*Required work*. Report the number of lines in the entries below that include the word "title", and nothing else.

*Material provided*.

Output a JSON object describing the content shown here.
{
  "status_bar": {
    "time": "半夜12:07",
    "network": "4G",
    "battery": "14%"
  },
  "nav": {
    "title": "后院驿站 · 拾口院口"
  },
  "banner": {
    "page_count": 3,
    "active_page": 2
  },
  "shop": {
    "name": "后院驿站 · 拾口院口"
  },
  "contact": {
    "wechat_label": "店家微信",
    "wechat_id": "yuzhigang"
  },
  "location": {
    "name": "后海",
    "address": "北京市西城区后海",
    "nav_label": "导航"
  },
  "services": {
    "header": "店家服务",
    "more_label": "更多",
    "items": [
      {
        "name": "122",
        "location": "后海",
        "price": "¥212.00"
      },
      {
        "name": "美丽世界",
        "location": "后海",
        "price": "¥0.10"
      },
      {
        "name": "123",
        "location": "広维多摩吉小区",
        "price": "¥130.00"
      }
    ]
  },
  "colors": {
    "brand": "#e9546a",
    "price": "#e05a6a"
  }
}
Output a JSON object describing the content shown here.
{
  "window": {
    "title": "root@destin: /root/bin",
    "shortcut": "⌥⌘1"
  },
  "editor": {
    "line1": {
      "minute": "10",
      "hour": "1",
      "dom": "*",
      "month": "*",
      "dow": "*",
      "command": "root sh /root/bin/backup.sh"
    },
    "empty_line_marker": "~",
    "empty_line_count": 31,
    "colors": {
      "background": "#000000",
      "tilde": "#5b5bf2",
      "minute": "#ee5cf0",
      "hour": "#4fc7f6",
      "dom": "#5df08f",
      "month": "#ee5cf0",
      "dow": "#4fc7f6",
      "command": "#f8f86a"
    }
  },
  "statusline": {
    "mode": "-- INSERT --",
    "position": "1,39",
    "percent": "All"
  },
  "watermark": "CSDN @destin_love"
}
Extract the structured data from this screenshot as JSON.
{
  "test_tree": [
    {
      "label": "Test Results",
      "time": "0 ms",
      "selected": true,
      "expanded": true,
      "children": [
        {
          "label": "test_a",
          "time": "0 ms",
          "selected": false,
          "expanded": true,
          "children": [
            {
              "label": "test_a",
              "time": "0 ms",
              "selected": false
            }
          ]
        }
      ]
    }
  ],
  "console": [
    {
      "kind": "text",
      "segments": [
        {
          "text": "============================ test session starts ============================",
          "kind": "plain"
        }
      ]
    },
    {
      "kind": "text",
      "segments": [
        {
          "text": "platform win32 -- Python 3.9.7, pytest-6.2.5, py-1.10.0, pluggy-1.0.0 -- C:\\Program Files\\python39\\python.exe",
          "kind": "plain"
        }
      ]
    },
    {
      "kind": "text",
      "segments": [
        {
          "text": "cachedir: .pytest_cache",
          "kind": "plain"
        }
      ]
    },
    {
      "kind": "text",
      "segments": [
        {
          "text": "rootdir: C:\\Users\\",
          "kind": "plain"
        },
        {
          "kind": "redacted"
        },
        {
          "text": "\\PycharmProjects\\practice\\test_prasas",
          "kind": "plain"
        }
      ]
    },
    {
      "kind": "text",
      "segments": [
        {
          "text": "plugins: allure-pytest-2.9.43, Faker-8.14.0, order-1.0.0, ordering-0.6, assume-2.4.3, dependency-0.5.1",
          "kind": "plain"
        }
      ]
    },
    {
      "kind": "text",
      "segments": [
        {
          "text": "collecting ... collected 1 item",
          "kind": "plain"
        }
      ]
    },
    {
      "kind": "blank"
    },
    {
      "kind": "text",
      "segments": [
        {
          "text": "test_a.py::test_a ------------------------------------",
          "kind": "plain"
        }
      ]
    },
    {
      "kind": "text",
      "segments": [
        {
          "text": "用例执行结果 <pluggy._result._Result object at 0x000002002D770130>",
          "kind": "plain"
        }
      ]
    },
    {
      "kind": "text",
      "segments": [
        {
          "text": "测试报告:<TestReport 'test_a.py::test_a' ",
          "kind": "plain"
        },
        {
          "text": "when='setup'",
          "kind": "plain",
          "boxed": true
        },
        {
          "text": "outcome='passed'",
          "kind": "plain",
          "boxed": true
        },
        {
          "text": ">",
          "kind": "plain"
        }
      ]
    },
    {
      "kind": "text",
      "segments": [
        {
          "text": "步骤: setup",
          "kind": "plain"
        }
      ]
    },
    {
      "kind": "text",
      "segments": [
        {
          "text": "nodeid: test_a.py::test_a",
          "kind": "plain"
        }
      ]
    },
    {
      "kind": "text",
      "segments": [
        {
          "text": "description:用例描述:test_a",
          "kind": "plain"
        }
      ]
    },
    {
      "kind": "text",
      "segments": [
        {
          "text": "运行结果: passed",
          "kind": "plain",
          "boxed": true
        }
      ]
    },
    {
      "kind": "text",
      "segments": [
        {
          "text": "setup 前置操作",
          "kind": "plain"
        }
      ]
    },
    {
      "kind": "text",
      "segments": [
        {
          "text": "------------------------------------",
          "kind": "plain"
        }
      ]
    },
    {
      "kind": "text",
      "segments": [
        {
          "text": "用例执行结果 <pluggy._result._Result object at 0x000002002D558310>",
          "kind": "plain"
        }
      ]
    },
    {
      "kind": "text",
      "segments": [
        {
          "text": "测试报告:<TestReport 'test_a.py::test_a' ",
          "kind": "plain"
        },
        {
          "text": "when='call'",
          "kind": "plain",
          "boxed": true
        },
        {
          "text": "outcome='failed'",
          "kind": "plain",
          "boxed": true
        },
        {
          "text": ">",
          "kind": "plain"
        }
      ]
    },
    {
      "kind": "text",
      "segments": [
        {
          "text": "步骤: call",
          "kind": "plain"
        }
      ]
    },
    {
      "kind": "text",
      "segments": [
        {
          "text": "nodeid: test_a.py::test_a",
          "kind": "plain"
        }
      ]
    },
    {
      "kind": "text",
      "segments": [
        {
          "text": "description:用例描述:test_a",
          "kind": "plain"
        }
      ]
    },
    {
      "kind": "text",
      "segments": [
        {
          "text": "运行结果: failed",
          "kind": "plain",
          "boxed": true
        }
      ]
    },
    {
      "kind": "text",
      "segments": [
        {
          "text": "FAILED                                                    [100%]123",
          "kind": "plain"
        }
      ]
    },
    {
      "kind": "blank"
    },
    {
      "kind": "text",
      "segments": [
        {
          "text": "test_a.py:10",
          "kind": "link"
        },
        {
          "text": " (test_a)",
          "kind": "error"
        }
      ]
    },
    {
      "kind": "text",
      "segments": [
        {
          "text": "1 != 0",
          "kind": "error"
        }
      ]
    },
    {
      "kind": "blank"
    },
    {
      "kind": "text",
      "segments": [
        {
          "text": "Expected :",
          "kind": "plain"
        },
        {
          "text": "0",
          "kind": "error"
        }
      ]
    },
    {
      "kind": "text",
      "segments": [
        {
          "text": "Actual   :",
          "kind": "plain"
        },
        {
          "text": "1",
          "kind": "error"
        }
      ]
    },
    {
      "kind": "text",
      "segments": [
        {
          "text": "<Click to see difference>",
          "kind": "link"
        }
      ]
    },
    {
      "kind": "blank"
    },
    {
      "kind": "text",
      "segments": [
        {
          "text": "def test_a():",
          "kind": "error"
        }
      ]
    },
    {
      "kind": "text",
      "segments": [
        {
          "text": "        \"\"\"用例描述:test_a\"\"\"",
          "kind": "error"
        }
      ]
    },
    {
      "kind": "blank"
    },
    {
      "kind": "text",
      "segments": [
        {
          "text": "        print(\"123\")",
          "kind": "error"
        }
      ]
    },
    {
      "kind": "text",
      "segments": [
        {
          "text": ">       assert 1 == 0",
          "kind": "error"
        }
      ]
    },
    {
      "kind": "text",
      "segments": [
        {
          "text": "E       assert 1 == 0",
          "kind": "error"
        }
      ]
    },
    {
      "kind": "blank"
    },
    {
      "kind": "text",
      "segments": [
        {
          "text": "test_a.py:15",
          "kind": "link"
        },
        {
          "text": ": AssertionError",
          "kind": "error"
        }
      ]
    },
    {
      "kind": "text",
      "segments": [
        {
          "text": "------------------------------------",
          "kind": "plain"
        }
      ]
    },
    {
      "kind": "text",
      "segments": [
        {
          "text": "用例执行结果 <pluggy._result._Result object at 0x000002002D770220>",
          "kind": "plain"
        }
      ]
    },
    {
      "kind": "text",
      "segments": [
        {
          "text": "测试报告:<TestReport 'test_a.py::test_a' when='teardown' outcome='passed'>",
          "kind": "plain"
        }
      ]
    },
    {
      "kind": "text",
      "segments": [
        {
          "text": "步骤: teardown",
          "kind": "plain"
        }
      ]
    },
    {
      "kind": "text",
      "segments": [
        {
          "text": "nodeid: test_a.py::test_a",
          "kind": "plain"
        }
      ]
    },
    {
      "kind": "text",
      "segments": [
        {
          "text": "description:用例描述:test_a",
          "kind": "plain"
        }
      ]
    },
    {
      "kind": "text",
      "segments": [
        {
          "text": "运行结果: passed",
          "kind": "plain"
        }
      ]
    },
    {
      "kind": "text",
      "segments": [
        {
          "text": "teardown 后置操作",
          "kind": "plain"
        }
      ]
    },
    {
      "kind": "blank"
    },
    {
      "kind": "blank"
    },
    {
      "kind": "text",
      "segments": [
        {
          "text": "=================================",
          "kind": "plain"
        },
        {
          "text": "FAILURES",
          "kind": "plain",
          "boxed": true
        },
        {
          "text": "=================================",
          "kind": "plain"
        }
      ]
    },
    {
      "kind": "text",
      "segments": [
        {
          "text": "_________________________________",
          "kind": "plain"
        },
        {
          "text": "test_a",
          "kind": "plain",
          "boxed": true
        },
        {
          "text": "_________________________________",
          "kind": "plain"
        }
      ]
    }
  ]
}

*The completed task*. 2